**** DATA FOR THIS TASK ****

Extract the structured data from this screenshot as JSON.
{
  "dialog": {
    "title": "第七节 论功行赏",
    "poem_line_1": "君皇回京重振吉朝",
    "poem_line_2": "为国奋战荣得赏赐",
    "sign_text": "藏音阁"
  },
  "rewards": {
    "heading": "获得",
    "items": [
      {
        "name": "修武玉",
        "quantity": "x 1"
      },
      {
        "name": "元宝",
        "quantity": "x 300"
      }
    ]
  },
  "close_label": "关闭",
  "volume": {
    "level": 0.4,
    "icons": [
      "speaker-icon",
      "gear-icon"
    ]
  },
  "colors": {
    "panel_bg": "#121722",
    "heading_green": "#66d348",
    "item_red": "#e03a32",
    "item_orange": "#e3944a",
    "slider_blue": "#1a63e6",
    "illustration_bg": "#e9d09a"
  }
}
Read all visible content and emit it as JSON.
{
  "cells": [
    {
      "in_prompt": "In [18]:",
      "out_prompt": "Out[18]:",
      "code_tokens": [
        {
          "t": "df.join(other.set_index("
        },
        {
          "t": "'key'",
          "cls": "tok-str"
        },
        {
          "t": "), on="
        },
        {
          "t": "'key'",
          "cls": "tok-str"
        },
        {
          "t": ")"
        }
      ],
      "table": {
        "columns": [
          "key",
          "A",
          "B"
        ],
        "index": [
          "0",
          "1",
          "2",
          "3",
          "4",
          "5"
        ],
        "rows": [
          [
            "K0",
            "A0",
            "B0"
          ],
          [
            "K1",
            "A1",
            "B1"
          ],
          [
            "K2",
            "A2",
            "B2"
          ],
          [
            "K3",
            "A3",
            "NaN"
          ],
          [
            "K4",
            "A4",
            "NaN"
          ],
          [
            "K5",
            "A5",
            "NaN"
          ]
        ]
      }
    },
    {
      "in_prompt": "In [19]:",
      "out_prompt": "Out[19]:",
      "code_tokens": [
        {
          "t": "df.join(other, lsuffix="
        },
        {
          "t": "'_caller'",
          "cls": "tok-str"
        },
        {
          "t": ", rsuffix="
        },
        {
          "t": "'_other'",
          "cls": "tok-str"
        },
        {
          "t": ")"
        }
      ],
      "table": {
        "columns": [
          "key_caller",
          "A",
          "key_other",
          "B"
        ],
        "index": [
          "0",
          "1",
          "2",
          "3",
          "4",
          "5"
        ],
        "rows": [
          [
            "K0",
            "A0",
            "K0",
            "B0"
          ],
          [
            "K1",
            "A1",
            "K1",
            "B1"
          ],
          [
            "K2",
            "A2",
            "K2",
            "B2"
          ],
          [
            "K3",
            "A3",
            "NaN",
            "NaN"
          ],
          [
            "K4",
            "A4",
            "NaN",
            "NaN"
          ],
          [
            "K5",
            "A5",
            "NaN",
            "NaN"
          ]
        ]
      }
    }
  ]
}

****

GOAL
Transcribe each entry precisely, missing none.

SOLUTION TO THE EXERCISE
Extract the structured data from this screenshot as JSON.
{
  "dialog": {
    "title": "第七节 论功行赏",
    "poem_line_1": "君皇回京重振吉朝",
    "poem_line_2": "为国奋战荣得赏赐",
    "sign_text": "藏音阁"
  },
  "rewards": {
    "heading": "获得",
    "items": [
      {
        "name": "修武玉",
        "quantity": "x 1"
      },
      {
        "name": "元宝",
        "quantity": "x 300"
      }
    ]
  },
  "close_label": "关闭",
  "volume": {
    "level": 0.4,
    "icons": [
      "speaker-icon",
      "gear-icon"
    ]
  },
  "colors": {
    "panel_bg": "#121722",
    "heading_green": "#66d348",
    "item_red": "#e03a32",
    "item_orange": "#e3944a",
    "slider_blue": "#1a63e6",
    "illustration_bg": "#e9d09a"
  }
}
Read all visible content and emit it as JSON.
{
  "cells": [
    {
      "in_prompt": "In [18]:",
      "out_prompt": "Out[18]:",
      "code_tokens": [
        {
          "t": "df.join(other.set_index("
        },
        {
          "t": "'key'",
          "cls": "tok-str"
        },
        {
          "t": "), on="
        },
        {
          "t": "'key'",
          "cls": "tok-str"
        },
        {
          "t": ")"
        }
      ],
      "table": {
        "columns": [
          "key",
          "A",
          "B"
        ],
        "index": [
          "0",
          "1",
          "2",
          "3",
          "4",
          "5"
        ],
        "rows": [
          [
            "K0",
            "A0",
            "B0"
          ],
          [
            "K1",
            "A1",
            "B1"
          ],
          [
            "K2",
            "A2",
            "B2"
          ],
          [
            "K3",
            "A3",
            "NaN"
          ],
          [
            "K4",
            "A4",
            "NaN"
          ],
          [
            "K5",
            "A5",
            "NaN"
          ]
        ]
      }
    },
    {
      "in_prompt": "In [19]:",
      "out_prompt": "Out[19]:",
      "code_tokens": [
        {
          "t": "df.join(other, lsuffix="
        },
        {
          "t": "'_caller'",
          "cls": "tok-str"
        },
        {
          "t": ", rsuffix="
        },
        {
          "t": "'_other'",
          "cls": "tok-str"
        },
        {
          "t": ")"
        }
      ],
      "table": {
        "columns": [
          "key_caller",
          "A",
          "key_other",
          "B"
        ],
        "index": [
          "0",
          "1",
          "2",
          "3",
          "4",
          "5"
        ],
        "rows": [
          [
            "K0",
            "A0",
            "K0",
            "B0"
          ],
          [
            "K1",
            "A1",
            "K1",
            "B1"
          ],
          [
            "K2",
            "A2",
            "K2",
            "B2"
          ],
          [
            "K3",
            "A3",
            "NaN",
            "NaN"
          ],
          [
            "K4",
            "A4",
            "NaN",
            "NaN"
          ],
          [
            "K5",
            "A5",
            "NaN",
            "NaN"
          ]
        ]
      }
    }
  ]
}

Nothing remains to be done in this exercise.